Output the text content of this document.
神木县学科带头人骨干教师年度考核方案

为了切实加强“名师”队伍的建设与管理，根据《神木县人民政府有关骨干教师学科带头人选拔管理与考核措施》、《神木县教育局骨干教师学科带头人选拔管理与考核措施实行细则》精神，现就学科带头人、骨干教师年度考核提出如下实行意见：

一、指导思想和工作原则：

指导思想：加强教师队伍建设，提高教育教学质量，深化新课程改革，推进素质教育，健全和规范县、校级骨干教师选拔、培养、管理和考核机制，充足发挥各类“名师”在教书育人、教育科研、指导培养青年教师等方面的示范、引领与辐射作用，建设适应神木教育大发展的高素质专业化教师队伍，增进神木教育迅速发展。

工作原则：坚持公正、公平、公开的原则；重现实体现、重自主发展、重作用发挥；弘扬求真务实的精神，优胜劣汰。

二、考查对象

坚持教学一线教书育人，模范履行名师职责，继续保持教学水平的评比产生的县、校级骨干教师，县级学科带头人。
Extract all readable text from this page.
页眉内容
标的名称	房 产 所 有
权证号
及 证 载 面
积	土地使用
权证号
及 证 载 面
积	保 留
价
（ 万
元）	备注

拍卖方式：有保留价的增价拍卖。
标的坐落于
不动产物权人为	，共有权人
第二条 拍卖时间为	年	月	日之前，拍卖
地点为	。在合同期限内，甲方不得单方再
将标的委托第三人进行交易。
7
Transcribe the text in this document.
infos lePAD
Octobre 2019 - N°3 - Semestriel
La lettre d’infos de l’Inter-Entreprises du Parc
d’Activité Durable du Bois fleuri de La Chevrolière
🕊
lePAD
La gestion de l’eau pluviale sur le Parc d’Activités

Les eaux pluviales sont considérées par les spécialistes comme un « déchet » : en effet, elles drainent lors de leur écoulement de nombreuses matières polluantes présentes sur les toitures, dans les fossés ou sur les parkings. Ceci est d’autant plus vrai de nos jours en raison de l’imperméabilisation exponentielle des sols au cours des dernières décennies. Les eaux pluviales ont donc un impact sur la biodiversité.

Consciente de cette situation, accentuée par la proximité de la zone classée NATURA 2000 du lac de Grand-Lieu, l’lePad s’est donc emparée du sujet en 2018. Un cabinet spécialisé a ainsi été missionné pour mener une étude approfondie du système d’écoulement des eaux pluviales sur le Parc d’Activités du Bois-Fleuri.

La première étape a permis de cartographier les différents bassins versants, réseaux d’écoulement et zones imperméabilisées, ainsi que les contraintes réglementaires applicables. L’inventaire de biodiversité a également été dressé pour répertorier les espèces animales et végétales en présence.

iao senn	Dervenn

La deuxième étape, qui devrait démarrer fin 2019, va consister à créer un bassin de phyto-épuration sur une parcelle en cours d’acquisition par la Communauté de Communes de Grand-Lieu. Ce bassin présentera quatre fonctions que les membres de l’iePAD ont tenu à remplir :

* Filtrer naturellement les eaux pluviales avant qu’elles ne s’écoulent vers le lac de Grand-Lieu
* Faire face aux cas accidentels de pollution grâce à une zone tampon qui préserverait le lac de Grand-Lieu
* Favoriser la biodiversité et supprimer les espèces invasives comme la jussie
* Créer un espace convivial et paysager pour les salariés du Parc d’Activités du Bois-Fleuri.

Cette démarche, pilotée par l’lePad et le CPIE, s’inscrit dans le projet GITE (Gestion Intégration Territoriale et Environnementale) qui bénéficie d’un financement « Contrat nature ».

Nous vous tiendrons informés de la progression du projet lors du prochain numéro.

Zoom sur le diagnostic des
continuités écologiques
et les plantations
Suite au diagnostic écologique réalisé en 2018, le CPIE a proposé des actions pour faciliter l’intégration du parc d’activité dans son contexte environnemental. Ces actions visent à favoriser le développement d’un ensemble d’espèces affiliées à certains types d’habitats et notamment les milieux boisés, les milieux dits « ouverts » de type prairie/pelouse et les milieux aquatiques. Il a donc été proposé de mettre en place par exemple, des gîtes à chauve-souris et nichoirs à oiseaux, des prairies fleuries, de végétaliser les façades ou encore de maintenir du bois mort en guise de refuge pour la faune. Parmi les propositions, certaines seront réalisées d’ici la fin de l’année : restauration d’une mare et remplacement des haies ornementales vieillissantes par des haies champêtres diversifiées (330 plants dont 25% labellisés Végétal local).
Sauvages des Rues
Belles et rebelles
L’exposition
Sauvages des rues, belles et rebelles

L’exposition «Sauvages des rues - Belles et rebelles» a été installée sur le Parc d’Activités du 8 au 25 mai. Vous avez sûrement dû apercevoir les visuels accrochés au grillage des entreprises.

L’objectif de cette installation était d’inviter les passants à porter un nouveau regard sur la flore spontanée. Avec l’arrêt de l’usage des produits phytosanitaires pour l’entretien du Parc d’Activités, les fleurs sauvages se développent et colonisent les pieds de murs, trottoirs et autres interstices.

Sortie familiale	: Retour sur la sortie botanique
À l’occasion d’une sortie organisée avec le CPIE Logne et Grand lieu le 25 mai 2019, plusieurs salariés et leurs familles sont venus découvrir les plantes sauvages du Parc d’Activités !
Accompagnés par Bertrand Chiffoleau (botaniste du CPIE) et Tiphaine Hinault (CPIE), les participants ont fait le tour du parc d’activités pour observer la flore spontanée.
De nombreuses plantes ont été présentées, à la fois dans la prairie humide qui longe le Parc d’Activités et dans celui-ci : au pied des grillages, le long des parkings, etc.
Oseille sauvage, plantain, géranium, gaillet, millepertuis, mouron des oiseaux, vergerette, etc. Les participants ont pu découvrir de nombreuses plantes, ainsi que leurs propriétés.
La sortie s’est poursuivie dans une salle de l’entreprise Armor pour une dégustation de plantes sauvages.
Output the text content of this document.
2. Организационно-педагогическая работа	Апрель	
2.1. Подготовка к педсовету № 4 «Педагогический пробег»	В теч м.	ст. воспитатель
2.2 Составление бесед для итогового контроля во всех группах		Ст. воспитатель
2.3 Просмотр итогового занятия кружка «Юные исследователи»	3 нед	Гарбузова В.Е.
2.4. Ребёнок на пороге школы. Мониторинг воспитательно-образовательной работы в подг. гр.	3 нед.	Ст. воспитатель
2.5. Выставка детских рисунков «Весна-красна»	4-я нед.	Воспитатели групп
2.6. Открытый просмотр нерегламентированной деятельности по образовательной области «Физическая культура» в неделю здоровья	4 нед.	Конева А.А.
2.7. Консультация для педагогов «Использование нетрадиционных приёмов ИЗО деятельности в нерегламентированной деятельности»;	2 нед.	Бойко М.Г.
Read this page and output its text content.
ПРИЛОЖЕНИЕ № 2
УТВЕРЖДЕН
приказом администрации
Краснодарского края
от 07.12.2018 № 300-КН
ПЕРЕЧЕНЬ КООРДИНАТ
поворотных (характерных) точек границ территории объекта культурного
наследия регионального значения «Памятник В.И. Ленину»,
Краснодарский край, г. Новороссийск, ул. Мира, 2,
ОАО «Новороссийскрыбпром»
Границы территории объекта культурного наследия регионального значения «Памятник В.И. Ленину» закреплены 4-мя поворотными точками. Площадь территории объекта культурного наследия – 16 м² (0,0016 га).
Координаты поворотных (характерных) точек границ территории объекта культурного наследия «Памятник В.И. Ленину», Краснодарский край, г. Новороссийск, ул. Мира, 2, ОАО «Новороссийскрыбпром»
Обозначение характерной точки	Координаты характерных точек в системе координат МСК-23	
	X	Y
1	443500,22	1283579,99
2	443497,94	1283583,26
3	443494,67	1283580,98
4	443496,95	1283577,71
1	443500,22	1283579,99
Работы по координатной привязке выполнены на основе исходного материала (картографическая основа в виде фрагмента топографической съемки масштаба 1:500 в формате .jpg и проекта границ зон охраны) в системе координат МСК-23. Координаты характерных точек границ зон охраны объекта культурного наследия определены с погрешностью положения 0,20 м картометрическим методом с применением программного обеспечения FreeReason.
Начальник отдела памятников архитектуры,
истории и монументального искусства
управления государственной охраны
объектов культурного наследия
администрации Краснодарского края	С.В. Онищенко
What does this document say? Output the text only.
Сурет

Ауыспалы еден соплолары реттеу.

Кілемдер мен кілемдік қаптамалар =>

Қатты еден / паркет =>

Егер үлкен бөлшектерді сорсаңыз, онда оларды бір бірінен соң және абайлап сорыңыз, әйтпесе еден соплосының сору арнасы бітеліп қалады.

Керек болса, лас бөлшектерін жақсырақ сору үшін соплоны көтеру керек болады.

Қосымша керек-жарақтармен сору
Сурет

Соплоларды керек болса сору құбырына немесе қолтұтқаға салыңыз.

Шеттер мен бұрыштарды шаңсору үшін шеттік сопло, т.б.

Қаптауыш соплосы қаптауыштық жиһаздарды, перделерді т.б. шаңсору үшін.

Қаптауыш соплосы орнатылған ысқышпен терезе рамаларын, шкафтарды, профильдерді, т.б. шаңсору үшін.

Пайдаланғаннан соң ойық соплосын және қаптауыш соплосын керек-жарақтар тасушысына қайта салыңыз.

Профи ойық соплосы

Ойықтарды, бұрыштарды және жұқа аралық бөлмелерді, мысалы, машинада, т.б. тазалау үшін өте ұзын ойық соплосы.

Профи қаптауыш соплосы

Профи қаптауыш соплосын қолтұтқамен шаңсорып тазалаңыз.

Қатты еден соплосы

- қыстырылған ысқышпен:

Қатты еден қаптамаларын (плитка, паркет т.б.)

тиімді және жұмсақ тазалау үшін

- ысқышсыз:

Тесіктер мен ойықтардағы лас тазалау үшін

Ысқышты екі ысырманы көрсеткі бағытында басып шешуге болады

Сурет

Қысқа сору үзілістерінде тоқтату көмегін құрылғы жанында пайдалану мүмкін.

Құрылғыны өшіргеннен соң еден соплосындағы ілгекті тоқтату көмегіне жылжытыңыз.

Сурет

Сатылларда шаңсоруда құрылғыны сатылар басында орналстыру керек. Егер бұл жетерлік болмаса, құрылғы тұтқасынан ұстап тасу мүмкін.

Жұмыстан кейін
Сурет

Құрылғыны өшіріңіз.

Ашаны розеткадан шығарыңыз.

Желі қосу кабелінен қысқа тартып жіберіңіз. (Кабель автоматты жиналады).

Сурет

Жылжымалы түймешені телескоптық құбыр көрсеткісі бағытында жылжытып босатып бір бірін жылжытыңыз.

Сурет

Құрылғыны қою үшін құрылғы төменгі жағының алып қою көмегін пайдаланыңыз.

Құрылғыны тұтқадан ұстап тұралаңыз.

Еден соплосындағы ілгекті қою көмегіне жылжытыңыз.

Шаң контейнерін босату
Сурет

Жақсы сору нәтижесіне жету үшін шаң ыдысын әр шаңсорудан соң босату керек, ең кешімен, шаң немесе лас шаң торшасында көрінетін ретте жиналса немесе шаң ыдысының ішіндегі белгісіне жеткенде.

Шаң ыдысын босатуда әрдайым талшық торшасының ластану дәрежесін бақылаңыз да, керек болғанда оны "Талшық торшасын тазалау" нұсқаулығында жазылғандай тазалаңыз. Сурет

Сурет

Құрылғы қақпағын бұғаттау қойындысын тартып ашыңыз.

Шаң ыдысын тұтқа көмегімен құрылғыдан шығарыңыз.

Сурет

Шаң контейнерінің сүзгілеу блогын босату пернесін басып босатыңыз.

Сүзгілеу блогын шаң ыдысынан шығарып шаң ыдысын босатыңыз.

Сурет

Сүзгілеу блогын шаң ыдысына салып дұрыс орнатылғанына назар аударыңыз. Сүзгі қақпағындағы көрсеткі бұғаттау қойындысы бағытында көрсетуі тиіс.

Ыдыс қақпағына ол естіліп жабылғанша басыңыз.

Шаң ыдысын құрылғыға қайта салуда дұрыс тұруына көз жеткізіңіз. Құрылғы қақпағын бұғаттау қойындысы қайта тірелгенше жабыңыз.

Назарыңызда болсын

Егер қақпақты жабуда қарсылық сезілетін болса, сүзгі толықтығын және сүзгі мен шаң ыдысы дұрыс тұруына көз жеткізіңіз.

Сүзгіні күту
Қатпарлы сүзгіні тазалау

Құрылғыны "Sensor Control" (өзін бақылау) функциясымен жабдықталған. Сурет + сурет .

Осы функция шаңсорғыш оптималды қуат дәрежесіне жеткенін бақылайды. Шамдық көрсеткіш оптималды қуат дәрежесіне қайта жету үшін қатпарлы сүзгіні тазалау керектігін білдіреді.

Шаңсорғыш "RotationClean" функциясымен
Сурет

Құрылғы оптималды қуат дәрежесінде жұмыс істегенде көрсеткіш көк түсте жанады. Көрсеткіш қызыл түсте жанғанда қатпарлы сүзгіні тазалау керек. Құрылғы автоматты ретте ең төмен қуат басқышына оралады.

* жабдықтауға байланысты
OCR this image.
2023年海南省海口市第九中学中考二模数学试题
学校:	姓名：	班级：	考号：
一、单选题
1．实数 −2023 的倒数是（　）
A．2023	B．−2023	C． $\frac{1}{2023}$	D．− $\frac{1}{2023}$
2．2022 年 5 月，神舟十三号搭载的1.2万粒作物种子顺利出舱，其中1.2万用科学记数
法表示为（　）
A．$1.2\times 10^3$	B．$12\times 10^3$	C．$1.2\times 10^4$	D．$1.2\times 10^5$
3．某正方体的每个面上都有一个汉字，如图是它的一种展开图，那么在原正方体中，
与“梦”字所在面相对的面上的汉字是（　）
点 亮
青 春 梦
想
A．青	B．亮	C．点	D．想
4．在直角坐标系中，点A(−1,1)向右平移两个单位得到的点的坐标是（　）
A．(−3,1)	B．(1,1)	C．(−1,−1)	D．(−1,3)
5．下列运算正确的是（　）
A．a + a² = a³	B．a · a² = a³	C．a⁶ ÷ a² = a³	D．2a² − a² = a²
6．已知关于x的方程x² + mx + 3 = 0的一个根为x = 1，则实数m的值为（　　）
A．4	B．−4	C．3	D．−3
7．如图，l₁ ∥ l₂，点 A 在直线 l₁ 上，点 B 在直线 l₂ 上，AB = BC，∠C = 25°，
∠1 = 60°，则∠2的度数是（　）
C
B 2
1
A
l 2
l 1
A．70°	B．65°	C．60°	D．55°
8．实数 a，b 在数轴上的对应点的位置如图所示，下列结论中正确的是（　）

--------------------

● AIM
Locate the word "Краснодарского" in the records above, and return each line that has it.

● SOLUTION TO THIS EXERCISE
Краснодарского края
администрации Краснодарского края	С.В. Онищенко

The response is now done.